## Begin

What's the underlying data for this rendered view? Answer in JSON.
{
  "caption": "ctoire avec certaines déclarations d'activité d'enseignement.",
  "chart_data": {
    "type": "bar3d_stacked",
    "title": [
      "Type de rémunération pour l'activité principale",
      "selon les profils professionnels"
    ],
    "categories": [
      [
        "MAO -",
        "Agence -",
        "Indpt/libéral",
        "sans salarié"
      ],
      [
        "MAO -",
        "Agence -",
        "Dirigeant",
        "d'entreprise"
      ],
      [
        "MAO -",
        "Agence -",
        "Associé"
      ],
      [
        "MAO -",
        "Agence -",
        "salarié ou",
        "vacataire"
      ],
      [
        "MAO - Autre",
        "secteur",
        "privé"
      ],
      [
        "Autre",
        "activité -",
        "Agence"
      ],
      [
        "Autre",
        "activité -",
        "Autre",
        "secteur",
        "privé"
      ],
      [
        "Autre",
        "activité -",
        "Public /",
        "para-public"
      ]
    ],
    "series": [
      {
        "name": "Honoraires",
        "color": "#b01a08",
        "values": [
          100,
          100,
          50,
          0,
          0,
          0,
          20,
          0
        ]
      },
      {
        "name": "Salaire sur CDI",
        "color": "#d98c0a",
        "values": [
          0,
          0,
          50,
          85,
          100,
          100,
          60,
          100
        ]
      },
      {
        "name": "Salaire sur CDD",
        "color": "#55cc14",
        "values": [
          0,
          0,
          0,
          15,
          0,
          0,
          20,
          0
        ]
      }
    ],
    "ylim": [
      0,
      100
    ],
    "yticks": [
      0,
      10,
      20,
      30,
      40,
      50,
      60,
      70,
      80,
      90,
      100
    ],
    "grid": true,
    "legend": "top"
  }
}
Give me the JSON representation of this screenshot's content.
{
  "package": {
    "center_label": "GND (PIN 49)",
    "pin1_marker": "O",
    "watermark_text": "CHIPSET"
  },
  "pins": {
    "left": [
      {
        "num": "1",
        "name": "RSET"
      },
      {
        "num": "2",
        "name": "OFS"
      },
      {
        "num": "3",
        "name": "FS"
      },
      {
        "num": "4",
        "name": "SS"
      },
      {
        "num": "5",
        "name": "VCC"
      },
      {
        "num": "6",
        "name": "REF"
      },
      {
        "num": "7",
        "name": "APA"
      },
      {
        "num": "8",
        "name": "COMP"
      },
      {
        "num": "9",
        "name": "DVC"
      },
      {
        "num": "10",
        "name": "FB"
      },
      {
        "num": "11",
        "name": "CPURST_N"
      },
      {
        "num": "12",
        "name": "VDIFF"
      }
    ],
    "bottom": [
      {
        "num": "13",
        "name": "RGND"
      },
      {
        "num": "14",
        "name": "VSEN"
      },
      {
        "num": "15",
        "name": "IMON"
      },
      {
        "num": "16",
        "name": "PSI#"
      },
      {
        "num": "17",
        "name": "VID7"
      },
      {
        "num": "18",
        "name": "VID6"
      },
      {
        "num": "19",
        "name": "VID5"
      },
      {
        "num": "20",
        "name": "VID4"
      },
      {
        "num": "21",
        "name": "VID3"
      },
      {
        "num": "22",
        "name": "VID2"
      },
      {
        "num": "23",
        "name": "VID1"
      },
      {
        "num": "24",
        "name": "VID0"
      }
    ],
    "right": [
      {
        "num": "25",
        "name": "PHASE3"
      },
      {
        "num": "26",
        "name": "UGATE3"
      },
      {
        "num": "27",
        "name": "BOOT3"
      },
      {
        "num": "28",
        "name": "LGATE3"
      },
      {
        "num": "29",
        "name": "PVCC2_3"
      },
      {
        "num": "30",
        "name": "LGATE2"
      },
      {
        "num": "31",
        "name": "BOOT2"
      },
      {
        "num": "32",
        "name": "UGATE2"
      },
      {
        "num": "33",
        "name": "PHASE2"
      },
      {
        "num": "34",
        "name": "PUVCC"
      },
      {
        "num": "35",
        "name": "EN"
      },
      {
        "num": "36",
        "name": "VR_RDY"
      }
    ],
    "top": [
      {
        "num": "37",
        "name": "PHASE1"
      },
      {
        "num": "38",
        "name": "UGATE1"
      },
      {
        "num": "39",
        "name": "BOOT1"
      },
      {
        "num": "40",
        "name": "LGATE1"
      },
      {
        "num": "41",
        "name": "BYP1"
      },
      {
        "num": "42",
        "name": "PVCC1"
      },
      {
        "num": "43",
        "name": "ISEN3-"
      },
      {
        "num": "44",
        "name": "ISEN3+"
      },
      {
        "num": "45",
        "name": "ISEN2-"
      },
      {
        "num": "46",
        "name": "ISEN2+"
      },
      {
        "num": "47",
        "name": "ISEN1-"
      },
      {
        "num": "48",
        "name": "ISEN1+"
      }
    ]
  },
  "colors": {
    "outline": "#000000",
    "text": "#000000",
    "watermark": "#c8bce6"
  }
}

## End

**Exercise instructions**
Extract the entries above verbatim.

**Output below**
What's the underlying data for this rendered view? Answer in JSON.
{
  "caption": "ctoire avec certaines déclarations d'activité d'enseignement.",
  "chart_data": {
    "type": "bar3d_stacked",
    "title": [
      "Type de rémunération pour l'activité principale",
      "selon les profils professionnels"
    ],
    "categories": [
      [
        "MAO -",
        "Agence -",
        "Indpt/libéral",
        "sans salarié"
      ],
      [
        "MAO -",
        "Agence -",
        "Dirigeant",
        "d'entreprise"
      ],
      [
        "MAO -",
        "Agence -",
        "Associé"
      ],
      [
        "MAO -",
        "Agence -",
        "salarié ou",
        "vacataire"
      ],
      [
        "MAO - Autre",
        "secteur",
        "privé"
      ],
      [
        "Autre",
        "activité -",
        "Agence"
      ],
      [
        "Autre",
        "activité -",
        "Autre",
        "secteur",
        "privé"
      ],
      [
        "Autre",
        "activité -",
        "Public /",
        "para-public"
      ]
    ],
    "series": [
      {
        "name": "Honoraires",
        "color": "#b01a08",
        "values": [
          100,
          100,
          50,
          0,
          0,
          0,
          20,
          0
        ]
      },
      {
        "name": "Salaire sur CDI",
        "color": "#d98c0a",
        "values": [
          0,
          0,
          50,
          85,
          100,
          100,
          60,
          100
        ]
      },
      {
        "name": "Salaire sur CDD",
        "color": "#55cc14",
        "values": [
          0,
          0,
          0,
          15,
          0,
          0,
          20,
          0
        ]
      }
    ],
    "ylim": [
      0,
      100
    ],
    "yticks": [
      0,
      10,
      20,
      30,
      40,
      50,
      60,
      70,
      80,
      90,
      100
    ],
    "grid": true,
    "legend": "top"
  }
}
Give me the JSON representation of this screenshot's content.
{
  "package": {
    "center_label": "GND (PIN 49)",
    "pin1_marker": "O",
    "watermark_text": "CHIPSET"
  },
  "pins": {
    "left": [
      {
        "num": "1",
        "name": "RSET"
      },
      {
        "num": "2",
        "name": "OFS"
      },
      {
        "num": "3",
        "name": "FS"
      },
      {
        "num": "4",
        "name": "SS"
      },
      {
        "num": "5",
        "name": "VCC"
      },
      {
        "num": "6",
        "name": "REF"
      },
      {
        "num": "7",
        "name": "APA"
      },
      {
        "num": "8",
        "name": "COMP"
      },
      {
        "num": "9",
        "name": "DVC"
      },
      {
        "num": "10",
        "name": "FB"
      },
      {
        "num": "11",
        "name": "CPURST_N"
      },
      {
        "num": "12",
        "name": "VDIFF"
      }
    ],
    "bottom": [
      {
        "num": "13",
        "name": "RGND"
      },
      {
        "num": "14",
        "name": "VSEN"
      },
      {
        "num": "15",
        "name": "IMON"
      },
      {
        "num": "16",
        "name": "PSI#"
      },
      {
        "num": "17",
        "name": "VID7"
      },
      {
        "num": "18",
        "name": "VID6"
      },
      {
        "num": "19",
        "name": "VID5"
      },
      {
        "num": "20",
        "name": "VID4"
      },
      {
        "num": "21",
        "name": "VID3"
      },
      {
        "num": "22",
        "name": "VID2"
      },
      {
        "num": "23",
        "name": "VID1"
      },
      {
        "num": "24",
        "name": "VID0"
      }
    ],
    "right": [
      {
        "num": "25",
        "name": "PHASE3"
      },
      {
        "num": "26",
        "name": "UGATE3"
      },
      {
        "num": "27",
        "name": "BOOT3"
      },
      {
        "num": "28",
        "name": "LGATE3"
      },
      {
        "num": "29",
        "name": "PVCC2_3"
      },
      {
        "num": "30",
        "name": "LGATE2"
      },
      {
        "num": "31",
        "name": "BOOT2"
      },
      {
        "num": "32",
        "name": "UGATE2"
      },
      {
        "num": "33",
        "name": "PHASE2"
      },
      {
        "num": "34",
        "name": "PUVCC"
      },
      {
        "num": "35",
        "name": "EN"
      },
      {
        "num": "36",
        "name": "VR_RDY"
      }
    ],
    "top": [
      {
        "num": "37",
        "name": "PHASE1"
      },
      {
        "num": "38",
        "name": "UGATE1"
      },
      {
        "num": "39",
        "name": "BOOT1"
      },
      {
        "num": "40",
        "name": "LGATE1"
      },
      {
        "num": "41",
        "name": "BYP1"
      },
      {
        "num": "42",
        "name": "PVCC1"
      },
      {
        "num": "43",
        "name": "ISEN3-"
      },
      {
        "num": "44",
        "name": "ISEN3+"
      },
      {
        "num": "45",
        "name": "ISEN2-"
      },
      {
        "num": "46",
        "name": "ISEN2+"
      },
      {
        "num": "47",
        "name": "ISEN1-"
      },
      {
        "num": "48",
        "name": "ISEN1+"
      }
    ]
  },
  "colors": {
    "outline": "#000000",
    "text": "#000000",
    "watermark": "#c8bce6"
  }
}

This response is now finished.